- **Prompt**
Copy the records word for word from the line containing "paragraph: Birštonas. Pažįstu" through the line containing "paragraph: — Į", including both of those lines.

━━━━━ Provided records ━━━━━

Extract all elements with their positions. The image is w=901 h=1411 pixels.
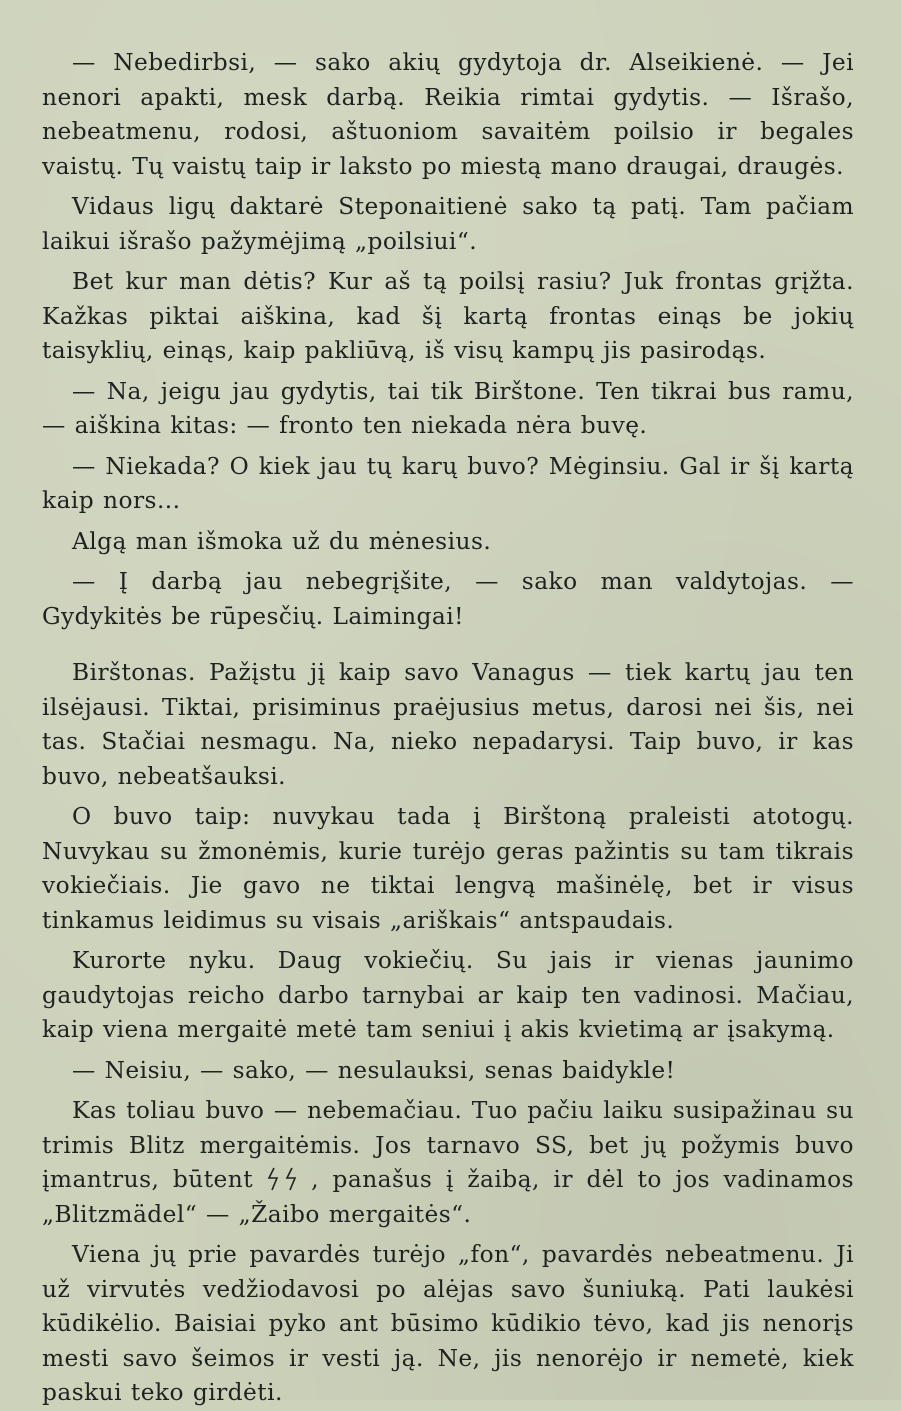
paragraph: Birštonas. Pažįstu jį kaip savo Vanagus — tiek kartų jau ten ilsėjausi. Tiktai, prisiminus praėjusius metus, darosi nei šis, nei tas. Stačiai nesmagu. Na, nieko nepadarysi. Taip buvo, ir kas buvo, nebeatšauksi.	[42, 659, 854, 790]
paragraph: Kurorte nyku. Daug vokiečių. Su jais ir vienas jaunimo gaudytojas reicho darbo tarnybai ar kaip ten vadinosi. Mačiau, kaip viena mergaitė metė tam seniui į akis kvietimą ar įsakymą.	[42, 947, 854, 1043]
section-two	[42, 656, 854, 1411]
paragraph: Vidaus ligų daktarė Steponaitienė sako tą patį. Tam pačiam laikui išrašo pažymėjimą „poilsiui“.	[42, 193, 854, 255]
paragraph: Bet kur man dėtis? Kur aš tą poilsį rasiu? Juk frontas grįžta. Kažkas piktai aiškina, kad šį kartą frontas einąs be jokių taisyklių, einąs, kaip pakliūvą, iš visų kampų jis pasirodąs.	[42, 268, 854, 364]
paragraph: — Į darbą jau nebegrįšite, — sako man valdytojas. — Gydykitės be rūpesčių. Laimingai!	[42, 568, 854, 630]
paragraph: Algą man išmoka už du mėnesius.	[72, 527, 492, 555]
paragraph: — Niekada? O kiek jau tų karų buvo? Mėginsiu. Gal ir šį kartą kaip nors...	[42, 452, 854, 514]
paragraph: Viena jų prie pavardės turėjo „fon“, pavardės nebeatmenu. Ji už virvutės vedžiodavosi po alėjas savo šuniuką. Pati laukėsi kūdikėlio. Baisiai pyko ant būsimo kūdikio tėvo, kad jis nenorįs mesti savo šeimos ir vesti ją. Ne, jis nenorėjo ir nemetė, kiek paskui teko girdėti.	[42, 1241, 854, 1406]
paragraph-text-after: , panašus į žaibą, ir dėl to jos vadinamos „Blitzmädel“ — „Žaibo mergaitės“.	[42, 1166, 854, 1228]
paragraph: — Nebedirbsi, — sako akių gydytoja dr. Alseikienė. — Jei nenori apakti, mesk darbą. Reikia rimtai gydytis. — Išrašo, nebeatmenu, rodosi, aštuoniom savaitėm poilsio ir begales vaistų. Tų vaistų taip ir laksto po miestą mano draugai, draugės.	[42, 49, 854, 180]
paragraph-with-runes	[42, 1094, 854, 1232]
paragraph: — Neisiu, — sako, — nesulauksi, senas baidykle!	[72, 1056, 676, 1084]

━━━━━

- **Output of the exercise**
paragraph: Birštonas. Pažįstu jį kaip savo Vanagus — tiek kartų jau ten ilsėjausi. Tiktai, prisiminus praėjusius metus, darosi nei šis, nei tas. Stačiai nesmagu. Na, nieko nepadarysi. Taip buvo, ir kas buvo, nebeatšauksi.	[42, 659, 854, 790]
paragraph: Kurorte nyku. Daug vokiečių. Su jais ir vienas jaunimo gaudytojas reicho darbo tarnybai ar kaip ten vadinosi. Mačiau, kaip viena mergaitė metė tam seniui į akis kvietimą ar įsakymą.	[42, 947, 854, 1043]
section-two	[42, 656, 854, 1411]
paragraph: Vidaus ligų daktarė Steponaitienė sako tą patį. Tam pačiam laikui išrašo pažymėjimą „poilsiui“.	[42, 193, 854, 255]
paragraph: Bet kur man dėtis? Kur aš tą poilsį rasiu? Juk frontas grįžta. Kažkas piktai aiškina, kad šį kartą frontas einąs be jokių taisyklių, einąs, kaip pakliūvą, iš visų kampų jis pasirodąs.	[42, 268, 854, 364]
paragraph: — Į darbą jau nebegrįšite, — sako man valdytojas. — Gydykitės be rūpesčių. Laimingai!	[42, 568, 854, 630]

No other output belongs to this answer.